GOAL
Copy everything from the line containing "localize each UI" down to the line containing "menu-review[interactable]: 审阅 —", changing every "interactable" to "clickable" and leaving all else as it is.
--------------------------------
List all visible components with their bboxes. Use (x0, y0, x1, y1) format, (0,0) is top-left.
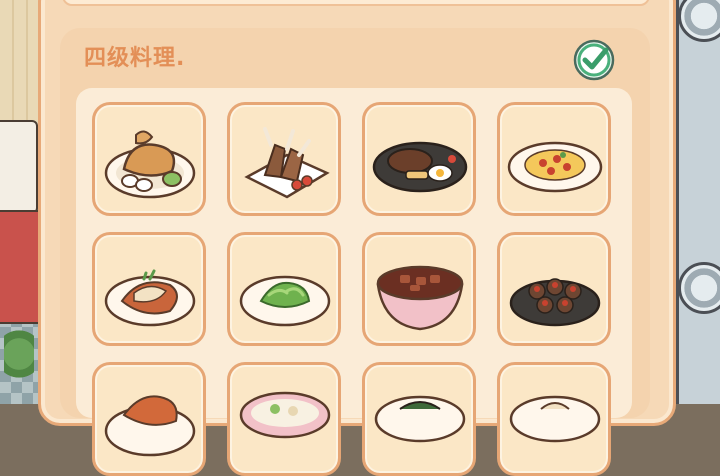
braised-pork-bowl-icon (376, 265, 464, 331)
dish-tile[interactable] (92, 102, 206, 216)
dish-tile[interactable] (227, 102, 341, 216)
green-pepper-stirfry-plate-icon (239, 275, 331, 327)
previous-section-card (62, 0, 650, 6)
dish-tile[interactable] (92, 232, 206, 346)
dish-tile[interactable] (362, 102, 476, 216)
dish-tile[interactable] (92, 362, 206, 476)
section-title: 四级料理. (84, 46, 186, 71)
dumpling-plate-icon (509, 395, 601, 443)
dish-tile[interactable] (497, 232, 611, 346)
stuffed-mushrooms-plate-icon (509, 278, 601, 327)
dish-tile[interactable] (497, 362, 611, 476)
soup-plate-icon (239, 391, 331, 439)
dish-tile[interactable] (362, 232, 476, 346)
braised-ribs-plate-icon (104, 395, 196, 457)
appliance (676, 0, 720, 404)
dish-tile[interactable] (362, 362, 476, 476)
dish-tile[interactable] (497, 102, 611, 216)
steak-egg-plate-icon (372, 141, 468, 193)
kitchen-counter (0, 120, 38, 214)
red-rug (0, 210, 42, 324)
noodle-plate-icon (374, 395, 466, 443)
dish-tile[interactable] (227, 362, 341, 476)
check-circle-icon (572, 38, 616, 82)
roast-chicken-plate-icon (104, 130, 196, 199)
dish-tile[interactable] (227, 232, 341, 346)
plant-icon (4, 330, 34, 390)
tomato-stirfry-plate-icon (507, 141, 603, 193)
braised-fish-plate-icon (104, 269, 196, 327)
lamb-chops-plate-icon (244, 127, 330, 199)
--------------------------------
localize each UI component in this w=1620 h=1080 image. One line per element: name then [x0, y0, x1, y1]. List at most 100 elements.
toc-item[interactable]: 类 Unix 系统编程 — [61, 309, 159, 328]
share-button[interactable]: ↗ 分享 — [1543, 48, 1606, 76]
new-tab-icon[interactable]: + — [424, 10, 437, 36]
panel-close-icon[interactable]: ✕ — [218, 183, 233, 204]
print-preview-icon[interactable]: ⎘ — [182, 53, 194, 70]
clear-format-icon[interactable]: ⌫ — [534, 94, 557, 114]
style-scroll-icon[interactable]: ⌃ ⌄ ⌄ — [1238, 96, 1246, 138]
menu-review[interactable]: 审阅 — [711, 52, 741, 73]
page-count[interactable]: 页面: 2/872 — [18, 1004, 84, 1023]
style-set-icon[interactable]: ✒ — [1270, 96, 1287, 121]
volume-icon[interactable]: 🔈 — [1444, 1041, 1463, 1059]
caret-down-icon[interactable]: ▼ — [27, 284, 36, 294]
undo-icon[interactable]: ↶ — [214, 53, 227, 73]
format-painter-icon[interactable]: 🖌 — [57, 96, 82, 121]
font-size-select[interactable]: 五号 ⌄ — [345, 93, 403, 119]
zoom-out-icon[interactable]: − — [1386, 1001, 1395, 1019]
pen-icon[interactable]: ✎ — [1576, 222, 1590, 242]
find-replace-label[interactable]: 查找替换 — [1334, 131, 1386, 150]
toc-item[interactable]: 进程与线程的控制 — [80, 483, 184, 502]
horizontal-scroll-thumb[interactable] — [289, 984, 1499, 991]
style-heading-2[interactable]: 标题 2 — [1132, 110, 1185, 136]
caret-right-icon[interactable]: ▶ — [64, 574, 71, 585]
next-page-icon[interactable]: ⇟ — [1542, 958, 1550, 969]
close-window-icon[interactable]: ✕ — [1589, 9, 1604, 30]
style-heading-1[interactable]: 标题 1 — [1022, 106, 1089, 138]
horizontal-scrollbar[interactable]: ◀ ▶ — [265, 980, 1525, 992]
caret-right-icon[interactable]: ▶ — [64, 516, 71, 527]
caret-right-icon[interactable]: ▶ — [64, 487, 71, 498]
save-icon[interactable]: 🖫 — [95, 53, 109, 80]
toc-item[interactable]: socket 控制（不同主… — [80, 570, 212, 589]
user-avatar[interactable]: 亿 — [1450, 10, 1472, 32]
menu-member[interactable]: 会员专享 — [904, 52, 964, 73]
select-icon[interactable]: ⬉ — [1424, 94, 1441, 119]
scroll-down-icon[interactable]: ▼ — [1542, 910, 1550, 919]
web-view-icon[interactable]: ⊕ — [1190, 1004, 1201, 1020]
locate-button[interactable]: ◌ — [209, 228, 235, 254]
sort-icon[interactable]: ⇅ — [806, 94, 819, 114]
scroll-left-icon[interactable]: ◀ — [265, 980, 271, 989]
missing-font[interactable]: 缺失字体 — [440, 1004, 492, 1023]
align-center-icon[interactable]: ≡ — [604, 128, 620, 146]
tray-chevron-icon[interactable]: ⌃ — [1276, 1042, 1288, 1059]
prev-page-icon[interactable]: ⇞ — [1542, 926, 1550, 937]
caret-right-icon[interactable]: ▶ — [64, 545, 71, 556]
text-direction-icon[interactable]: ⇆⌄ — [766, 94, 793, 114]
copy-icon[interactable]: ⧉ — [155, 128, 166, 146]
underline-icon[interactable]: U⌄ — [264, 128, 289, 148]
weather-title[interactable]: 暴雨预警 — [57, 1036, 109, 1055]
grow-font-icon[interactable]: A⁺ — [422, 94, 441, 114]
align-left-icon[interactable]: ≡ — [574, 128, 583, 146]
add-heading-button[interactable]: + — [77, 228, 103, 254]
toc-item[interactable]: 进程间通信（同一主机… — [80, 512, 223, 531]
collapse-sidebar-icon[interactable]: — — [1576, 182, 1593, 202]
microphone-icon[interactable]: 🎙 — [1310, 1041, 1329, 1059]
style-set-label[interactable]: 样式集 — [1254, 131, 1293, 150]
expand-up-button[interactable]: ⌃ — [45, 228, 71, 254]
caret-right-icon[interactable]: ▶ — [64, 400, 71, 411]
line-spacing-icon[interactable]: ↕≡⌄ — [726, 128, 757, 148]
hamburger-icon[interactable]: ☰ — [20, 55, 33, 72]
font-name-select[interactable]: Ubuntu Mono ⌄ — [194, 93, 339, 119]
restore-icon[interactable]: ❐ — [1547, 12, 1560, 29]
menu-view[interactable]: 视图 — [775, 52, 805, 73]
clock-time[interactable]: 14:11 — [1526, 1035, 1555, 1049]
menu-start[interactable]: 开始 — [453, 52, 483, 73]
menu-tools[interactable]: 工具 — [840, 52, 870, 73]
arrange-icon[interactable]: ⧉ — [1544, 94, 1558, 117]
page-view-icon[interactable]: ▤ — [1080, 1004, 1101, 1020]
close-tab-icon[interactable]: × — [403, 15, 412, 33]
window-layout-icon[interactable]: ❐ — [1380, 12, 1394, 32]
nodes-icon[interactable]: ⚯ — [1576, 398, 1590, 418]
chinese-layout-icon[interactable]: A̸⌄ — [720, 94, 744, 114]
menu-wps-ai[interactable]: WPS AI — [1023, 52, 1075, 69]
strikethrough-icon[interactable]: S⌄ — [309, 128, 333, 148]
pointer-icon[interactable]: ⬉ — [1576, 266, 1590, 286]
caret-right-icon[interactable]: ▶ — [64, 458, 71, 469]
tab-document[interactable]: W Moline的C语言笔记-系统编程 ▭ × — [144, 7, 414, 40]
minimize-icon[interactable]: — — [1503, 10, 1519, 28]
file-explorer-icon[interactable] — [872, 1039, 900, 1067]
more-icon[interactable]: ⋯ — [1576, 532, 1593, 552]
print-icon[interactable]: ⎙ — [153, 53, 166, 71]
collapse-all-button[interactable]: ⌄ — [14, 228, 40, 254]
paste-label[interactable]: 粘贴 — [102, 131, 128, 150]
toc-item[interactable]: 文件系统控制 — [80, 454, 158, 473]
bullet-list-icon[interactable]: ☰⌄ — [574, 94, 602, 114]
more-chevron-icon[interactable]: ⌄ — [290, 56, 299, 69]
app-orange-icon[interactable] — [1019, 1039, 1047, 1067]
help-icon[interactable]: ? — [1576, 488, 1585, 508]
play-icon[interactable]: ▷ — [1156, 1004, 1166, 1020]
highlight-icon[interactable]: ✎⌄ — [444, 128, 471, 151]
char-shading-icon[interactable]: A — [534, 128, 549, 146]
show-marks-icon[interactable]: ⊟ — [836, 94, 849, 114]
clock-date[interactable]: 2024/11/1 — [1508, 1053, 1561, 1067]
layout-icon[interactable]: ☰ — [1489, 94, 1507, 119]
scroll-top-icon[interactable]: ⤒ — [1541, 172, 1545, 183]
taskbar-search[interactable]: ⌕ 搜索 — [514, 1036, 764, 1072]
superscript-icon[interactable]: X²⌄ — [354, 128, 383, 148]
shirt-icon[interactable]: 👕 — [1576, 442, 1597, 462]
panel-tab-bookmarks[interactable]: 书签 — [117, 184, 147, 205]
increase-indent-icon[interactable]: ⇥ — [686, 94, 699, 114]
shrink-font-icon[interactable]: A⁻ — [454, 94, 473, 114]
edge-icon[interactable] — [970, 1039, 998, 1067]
--------------------------------
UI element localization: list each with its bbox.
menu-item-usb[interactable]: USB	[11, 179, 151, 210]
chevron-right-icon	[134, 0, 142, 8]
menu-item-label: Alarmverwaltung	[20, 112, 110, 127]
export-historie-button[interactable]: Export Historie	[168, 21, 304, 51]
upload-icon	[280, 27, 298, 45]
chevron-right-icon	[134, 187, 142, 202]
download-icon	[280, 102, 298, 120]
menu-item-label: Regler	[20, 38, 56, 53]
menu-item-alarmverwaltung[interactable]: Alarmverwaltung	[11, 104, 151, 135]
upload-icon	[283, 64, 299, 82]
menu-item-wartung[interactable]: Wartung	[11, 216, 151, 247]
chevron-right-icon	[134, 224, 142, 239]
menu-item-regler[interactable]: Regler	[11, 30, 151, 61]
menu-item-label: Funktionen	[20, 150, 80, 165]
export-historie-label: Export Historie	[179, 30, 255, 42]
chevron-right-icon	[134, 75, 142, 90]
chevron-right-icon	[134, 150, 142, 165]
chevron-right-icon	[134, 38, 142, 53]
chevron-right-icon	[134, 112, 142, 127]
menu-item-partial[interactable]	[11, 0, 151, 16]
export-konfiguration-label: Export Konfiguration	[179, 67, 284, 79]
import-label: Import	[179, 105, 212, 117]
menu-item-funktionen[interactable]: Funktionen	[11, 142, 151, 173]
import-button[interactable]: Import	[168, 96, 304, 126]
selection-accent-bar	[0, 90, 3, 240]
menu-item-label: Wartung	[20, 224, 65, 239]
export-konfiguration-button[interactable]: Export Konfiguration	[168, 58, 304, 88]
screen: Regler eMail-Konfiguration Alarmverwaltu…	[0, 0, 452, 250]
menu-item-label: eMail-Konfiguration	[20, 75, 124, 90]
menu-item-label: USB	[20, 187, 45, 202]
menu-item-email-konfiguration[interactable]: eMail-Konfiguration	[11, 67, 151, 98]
--------------------------------
THE REPLY
localize each UI component in this w=1620 h=1080 image. One line per element: name then [x0, y0, x1, y1]. List at most 100 elements.
toc-item[clickable]: 类 Unix 系统编程 — [61, 309, 159, 328]
share-button[clickable]: ↗ 分享 — [1543, 48, 1606, 76]
new-tab-icon[clickable]: + — [424, 10, 437, 36]
panel-close-icon[clickable]: ✕ — [218, 183, 233, 204]
print-preview-icon[clickable]: ⎘ — [182, 53, 194, 70]
clear-format-icon[clickable]: ⌫ — [534, 94, 557, 114]
style-scroll-icon[clickable]: ⌃ ⌄ ⌄ — [1238, 96, 1246, 138]
menu-review[clickable]: 审阅 — [711, 52, 741, 73]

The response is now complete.